:: Provided data ::

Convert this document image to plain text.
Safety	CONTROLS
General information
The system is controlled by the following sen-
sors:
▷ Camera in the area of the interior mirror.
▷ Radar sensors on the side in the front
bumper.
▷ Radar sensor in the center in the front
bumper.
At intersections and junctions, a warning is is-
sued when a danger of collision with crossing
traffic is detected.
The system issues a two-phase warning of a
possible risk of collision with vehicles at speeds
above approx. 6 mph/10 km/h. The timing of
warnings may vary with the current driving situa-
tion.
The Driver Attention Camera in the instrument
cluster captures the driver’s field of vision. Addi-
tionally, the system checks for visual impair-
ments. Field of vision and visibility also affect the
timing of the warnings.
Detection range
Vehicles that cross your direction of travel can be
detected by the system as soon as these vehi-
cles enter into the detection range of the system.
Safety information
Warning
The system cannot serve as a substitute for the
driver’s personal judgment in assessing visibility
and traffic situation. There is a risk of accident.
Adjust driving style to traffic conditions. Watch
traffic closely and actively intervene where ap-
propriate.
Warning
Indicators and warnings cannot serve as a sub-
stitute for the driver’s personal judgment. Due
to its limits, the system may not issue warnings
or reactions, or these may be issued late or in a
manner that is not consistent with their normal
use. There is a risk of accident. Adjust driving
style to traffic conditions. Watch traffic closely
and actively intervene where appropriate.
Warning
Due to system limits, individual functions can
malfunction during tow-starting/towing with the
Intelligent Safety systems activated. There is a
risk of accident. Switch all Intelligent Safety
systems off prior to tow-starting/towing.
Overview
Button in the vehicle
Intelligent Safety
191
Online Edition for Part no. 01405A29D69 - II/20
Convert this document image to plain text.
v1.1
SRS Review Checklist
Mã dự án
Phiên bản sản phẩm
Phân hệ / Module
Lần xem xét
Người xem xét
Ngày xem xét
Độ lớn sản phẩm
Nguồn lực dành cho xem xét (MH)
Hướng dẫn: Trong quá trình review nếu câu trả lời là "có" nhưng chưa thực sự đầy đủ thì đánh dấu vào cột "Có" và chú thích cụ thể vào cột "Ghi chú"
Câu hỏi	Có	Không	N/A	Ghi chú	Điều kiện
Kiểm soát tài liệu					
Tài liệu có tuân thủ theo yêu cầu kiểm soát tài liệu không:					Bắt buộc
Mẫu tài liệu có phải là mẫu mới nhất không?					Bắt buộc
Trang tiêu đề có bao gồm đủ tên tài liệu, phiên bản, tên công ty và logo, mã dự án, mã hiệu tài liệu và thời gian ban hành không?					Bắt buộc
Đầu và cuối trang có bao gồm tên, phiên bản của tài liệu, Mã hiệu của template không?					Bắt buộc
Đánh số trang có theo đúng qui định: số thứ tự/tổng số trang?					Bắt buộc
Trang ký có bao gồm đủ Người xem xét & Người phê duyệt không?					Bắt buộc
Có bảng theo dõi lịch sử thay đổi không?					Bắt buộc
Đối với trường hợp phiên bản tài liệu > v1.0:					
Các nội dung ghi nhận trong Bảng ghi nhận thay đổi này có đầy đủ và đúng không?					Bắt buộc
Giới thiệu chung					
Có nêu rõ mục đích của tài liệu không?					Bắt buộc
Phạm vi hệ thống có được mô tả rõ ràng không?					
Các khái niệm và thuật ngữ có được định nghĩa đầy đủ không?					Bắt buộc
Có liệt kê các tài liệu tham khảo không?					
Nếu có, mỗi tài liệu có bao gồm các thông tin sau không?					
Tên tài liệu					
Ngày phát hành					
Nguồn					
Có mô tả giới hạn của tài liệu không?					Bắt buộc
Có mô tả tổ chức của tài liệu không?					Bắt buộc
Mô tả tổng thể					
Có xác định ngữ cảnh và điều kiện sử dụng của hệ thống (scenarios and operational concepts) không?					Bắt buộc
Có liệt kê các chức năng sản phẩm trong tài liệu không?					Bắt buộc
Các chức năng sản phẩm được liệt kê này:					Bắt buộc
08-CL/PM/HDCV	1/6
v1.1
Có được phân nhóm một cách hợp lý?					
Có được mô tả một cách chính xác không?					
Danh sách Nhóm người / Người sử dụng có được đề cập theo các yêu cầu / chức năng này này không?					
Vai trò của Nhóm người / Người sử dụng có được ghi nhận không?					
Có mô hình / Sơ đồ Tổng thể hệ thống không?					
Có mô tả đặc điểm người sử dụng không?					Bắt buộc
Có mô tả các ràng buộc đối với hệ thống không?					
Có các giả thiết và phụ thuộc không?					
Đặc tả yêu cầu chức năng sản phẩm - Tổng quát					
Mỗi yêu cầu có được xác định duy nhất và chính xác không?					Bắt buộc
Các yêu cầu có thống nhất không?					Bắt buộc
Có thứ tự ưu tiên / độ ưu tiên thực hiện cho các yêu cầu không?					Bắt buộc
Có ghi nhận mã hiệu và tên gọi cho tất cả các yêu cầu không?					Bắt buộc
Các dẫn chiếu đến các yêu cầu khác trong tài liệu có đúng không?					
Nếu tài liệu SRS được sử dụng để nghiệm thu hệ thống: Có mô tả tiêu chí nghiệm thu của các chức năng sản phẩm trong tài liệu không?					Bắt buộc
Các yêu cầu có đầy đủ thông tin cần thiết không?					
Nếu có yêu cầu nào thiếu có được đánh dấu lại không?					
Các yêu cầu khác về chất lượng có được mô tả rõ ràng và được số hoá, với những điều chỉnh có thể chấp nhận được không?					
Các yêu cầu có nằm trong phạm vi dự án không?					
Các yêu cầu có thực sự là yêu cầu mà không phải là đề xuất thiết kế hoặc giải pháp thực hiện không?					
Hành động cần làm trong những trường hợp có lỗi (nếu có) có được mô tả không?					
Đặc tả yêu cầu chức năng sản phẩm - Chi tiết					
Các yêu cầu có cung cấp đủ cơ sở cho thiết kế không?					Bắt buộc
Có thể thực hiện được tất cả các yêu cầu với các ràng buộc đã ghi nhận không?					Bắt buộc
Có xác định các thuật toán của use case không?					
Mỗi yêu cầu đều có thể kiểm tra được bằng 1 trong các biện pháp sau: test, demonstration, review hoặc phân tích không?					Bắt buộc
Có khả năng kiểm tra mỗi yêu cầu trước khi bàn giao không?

:::

### Given task
Single out each line of the records above with the string "towing" in it, and copy it.

### Written solution
malfunction during tow-starting/towing with the
systems off prior to tow-starting/towing.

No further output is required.